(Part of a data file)

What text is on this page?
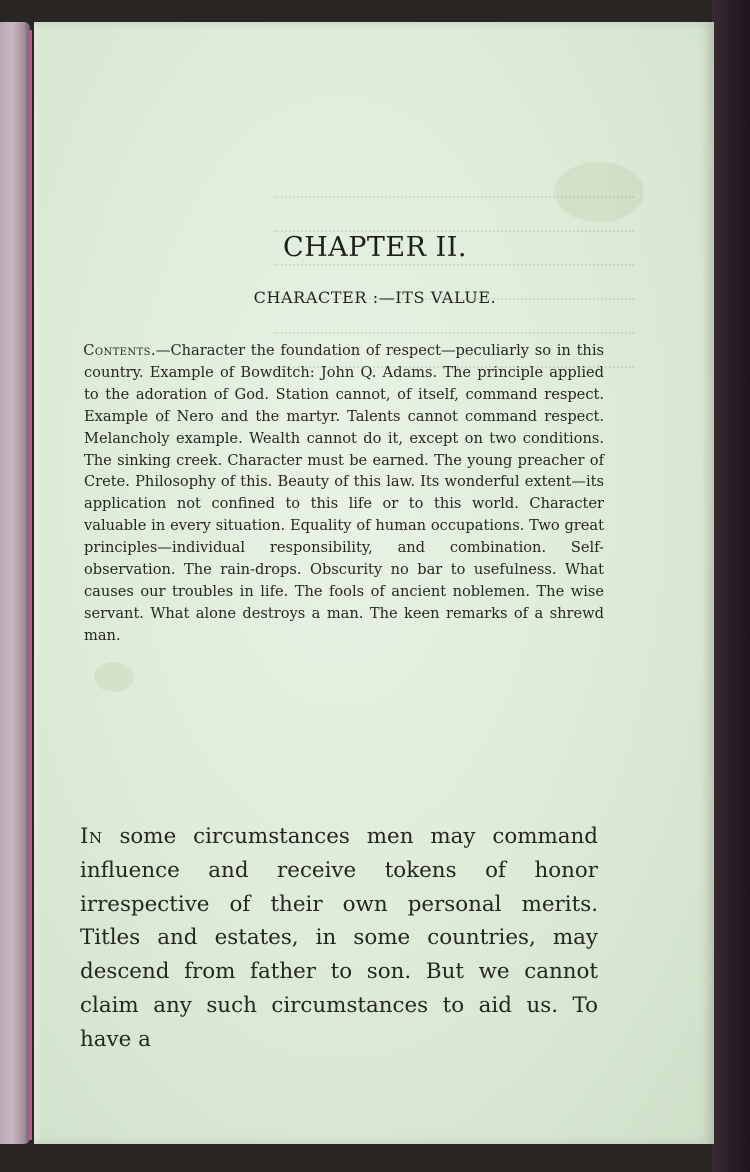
CHAPTER II.
CHARACTER :—ITS VALUE.

Contents.—Character the foundation of respect—peculiarly so in this country. Example of Bowditch: John Q. Adams. The principle applied to the adoration of God. Station cannot, of itself, command respect. Example of Nero and the martyr. Talents cannot command respect. Melancholy example. Wealth cannot do it, except on two conditions. The sinking creek. Character must be earned. The young preacher of Crete. Philosophy of this. Beauty of this law. Its wonderful extent—its application not confined to this life or to this world. Character valuable in every situation. Equality of human occupations. Two great principles—individual responsibility, and combination. Self-observation. The rain-drops. Obscurity no bar to usefulness. What causes our troubles in life. The fools of ancient noblemen. The wise servant. What alone destroys a man. The keen remarks of a shrewd man.

In some circumstances men may command influence and receive tokens of honor irrespective of their own personal merits. Titles and estates, in some countries, may descend from father to son. But we cannot claim any such circumstances to aid us. To have a
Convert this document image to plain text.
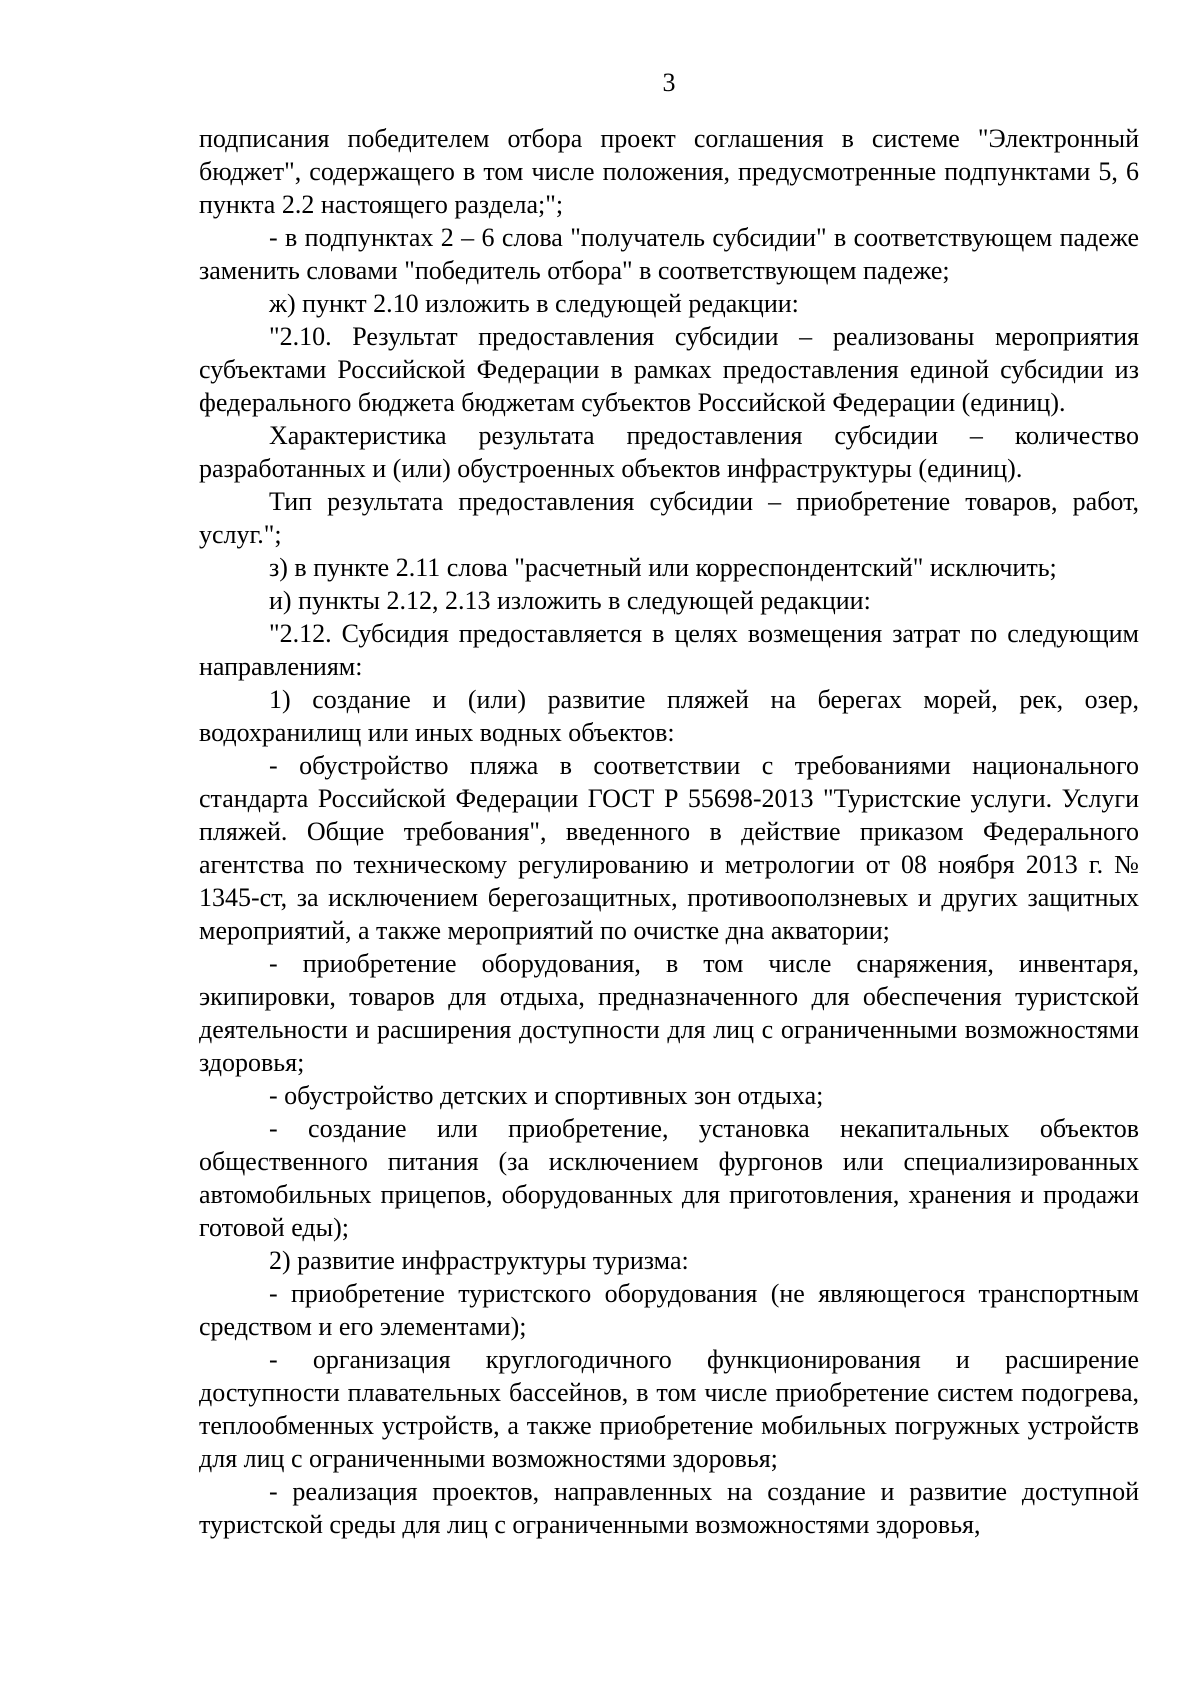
3

подписания победителем отбора проект соглашения в системе "Электронный бюджет", содержащего в том числе положения, предусмотренные подпунктами 5, 6 пункта 2.2 настоящего раздела;";

- в подпунктах 2 – 6 слова "получатель субсидии" в соответствующем падеже заменить словами "победитель отбора" в соответствующем падеже;

ж) пункт 2.10 изложить в следующей редакции:

"2.10. Результат предоставления субсидии – реализованы мероприятия субъектами Российской Федерации в рамках предоставления единой субсидии из федерального бюджета бюджетам субъектов Российской Федерации (единиц).

Характеристика результата предоставления субсидии – количество разработанных и (или) обустроенных объектов инфраструктуры (единиц).

Тип результата предоставления субсидии – приобретение товаров, работ, услуг.";

з) в пункте 2.11 слова "расчетный или корреспондентский" исключить;

и) пункты 2.12, 2.13 изложить в следующей редакции:

"2.12. Субсидия предоставляется в целях возмещения затрат по следующим направлениям:

1) создание и (или) развитие пляжей на берегах морей, рек, озер, водохранилищ или иных водных объектов:

- обустройство пляжа в соответствии с требованиями национального стандарта Российской Федерации ГОСТ Р 55698-2013 "Туристские услуги. Услуги пляжей. Общие требования", введенного в действие приказом Федерального агентства по техническому регулированию и метрологии от 08 ноября 2013 г. № 1345-ст, за исключением берегозащитных, противооползневых и других защитных мероприятий, а также мероприятий по очистке дна акватории;

- приобретение оборудования, в том числе снаряжения, инвентаря, экипировки, товаров для отдыха, предназначенного для обеспечения туристской деятельности и расширения доступности для лиц с ограниченными возможностями здоровья;

- обустройство детских и спортивных зон отдыха;

- создание или приобретение, установка некапитальных объектов общественного питания (за исключением фургонов или специализированных автомобильных прицепов, оборудованных для приготовления, хранения и продажи готовой еды);

2) развитие инфраструктуры туризма:

- приобретение туристского оборудования (не являющегося транспортным средством и его элементами);

- организация круглогодичного функционирования и расширение доступности плавательных бассейнов, в том числе приобретение систем подогрева, теплообменных устройств, а также приобретение мобильных погружных устройств для лиц с ограниченными возможностями здоровья;

- реализация проектов, направленных на создание и развитие доступной туристской среды для лиц с ограниченными возможностями здоровья,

_Task to complete_
Transcribe each entry above exactly, apart from the pictures.

_Answer to this task_
What text is on this page?
CHAPTER II.
CHARACTER :—ITS VALUE.

Contents.—Character the foundation of respect—peculiarly so in this country. Example of Bowditch: John Q. Adams. The principle applied to the adoration of God. Station cannot, of itself, command respect. Example of Nero and the martyr. Talents cannot command respect. Melancholy example. Wealth cannot do it, except on two conditions. The sinking creek. Character must be earned. The young preacher of Crete. Philosophy of this. Beauty of this law. Its wonderful extent—its application not confined to this life or to this world. Character valuable in every situation. Equality of human occupations. Two great principles—individual responsibility, and combination. Self-observation. The rain-drops. Obscurity no bar to usefulness. What causes our troubles in life. The fools of ancient noblemen. The wise servant. What alone destroys a man. The keen remarks of a shrewd man.

In some circumstances men may command influence and receive tokens of honor irrespective of their own personal merits. Titles and estates, in some countries, may descend from father to son. But we cannot claim any such circumstances to aid us. To have a
Convert this document image to plain text.
3

подписания победителем отбора проект соглашения в системе "Электронный бюджет", содержащего в том числе положения, предусмотренные подпунктами 5, 6 пункта 2.2 настоящего раздела;";

- в подпунктах 2 – 6 слова "получатель субсидии" в соответствующем падеже заменить словами "победитель отбора" в соответствующем падеже;

ж) пункт 2.10 изложить в следующей редакции:

"2.10. Результат предоставления субсидии – реализованы мероприятия субъектами Российской Федерации в рамках предоставления единой субсидии из федерального бюджета бюджетам субъектов Российской Федерации (единиц).

Характеристика результата предоставления субсидии – количество разработанных и (или) обустроенных объектов инфраструктуры (единиц).

Тип результата предоставления субсидии – приобретение товаров, работ, услуг.";

з) в пункте 2.11 слова "расчетный или корреспондентский" исключить;

и) пункты 2.12, 2.13 изложить в следующей редакции:

"2.12. Субсидия предоставляется в целях возмещения затрат по следующим направлениям:

1) создание и (или) развитие пляжей на берегах морей, рек, озер, водохранилищ или иных водных объектов:

- обустройство пляжа в соответствии с требованиями национального стандарта Российской Федерации ГОСТ Р 55698-2013 "Туристские услуги. Услуги пляжей. Общие требования", введенного в действие приказом Федерального агентства по техническому регулированию и метрологии от 08 ноября 2013 г. № 1345-ст, за исключением берегозащитных, противооползневых и других защитных мероприятий, а также мероприятий по очистке дна акватории;

- приобретение оборудования, в том числе снаряжения, инвентаря, экипировки, товаров для отдыха, предназначенного для обеспечения туристской деятельности и расширения доступности для лиц с ограниченными возможностями здоровья;

- обустройство детских и спортивных зон отдыха;

- создание или приобретение, установка некапитальных объектов общественного питания (за исключением фургонов или специализированных автомобильных прицепов, оборудованных для приготовления, хранения и продажи готовой еды);

2) развитие инфраструктуры туризма:

- приобретение туристского оборудования (не являющегося транспортным средством и его элементами);

- организация круглогодичного функционирования и расширение доступности плавательных бассейнов, в том числе приобретение систем подогрева, теплообменных устройств, а также приобретение мобильных погружных устройств для лиц с ограниченными возможностями здоровья;

- реализация проектов, направленных на создание и развитие доступной туристской среды для лиц с ограниченными возможностями здоровья,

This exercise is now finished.